## Work to be completed
Copy out the complete listing, word for word.
-=-=-=-=-
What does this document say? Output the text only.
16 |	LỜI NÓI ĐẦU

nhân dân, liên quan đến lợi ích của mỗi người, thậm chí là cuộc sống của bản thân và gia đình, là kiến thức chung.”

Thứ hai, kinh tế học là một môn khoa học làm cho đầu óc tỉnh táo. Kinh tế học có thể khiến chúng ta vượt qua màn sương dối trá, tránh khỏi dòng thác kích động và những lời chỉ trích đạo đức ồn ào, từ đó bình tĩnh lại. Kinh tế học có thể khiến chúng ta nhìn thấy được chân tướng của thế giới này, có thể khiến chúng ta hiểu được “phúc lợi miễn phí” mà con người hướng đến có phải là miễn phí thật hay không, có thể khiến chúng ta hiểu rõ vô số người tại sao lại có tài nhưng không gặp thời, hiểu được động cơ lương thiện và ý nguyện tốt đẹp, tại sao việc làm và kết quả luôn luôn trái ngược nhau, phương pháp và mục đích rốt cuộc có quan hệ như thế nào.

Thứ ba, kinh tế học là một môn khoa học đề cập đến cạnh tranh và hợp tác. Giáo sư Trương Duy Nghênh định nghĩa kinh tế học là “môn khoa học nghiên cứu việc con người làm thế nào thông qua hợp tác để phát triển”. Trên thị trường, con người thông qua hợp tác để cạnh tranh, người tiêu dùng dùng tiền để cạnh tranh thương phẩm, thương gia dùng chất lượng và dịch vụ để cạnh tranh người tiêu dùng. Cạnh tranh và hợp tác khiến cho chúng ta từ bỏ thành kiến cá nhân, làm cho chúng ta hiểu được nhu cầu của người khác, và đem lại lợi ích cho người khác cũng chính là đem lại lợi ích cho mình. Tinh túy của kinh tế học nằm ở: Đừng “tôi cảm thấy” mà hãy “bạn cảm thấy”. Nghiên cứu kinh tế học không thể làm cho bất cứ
-=-=-=-=-
## Written answer
What does this document say? Output the text only.
16 |	LỜI NÓI ĐẦU

nhân dân, liên quan đến lợi ích của mỗi người, thậm chí là cuộc sống của bản thân và gia đình, là kiến thức chung.”

Thứ hai, kinh tế học là một môn khoa học làm cho đầu óc tỉnh táo. Kinh tế học có thể khiến chúng ta vượt qua màn sương dối trá, tránh khỏi dòng thác kích động và những lời chỉ trích đạo đức ồn ào, từ đó bình tĩnh lại. Kinh tế học có thể khiến chúng ta nhìn thấy được chân tướng của thế giới này, có thể khiến chúng ta hiểu được “phúc lợi miễn phí” mà con người hướng đến có phải là miễn phí thật hay không, có thể khiến chúng ta hiểu rõ vô số người tại sao lại có tài nhưng không gặp thời, hiểu được động cơ lương thiện và ý nguyện tốt đẹp, tại sao việc làm và kết quả luôn luôn trái ngược nhau, phương pháp và mục đích rốt cuộc có quan hệ như thế nào.

Thứ ba, kinh tế học là một môn khoa học đề cập đến cạnh tranh và hợp tác. Giáo sư Trương Duy Nghênh định nghĩa kinh tế học là “môn khoa học nghiên cứu việc con người làm thế nào thông qua hợp tác để phát triển”. Trên thị trường, con người thông qua hợp tác để cạnh tranh, người tiêu dùng dùng tiền để cạnh tranh thương phẩm, thương gia dùng chất lượng và dịch vụ để cạnh tranh người tiêu dùng. Cạnh tranh và hợp tác khiến cho chúng ta từ bỏ thành kiến cá nhân, làm cho chúng ta hiểu được nhu cầu của người khác, và đem lại lợi ích cho người khác cũng chính là đem lại lợi ích cho mình. Tinh túy của kinh tế học nằm ở: Đừng “tôi cảm thấy” mà hãy “bạn cảm thấy”. Nghiên cứu kinh tế học không thể làm cho bất cứ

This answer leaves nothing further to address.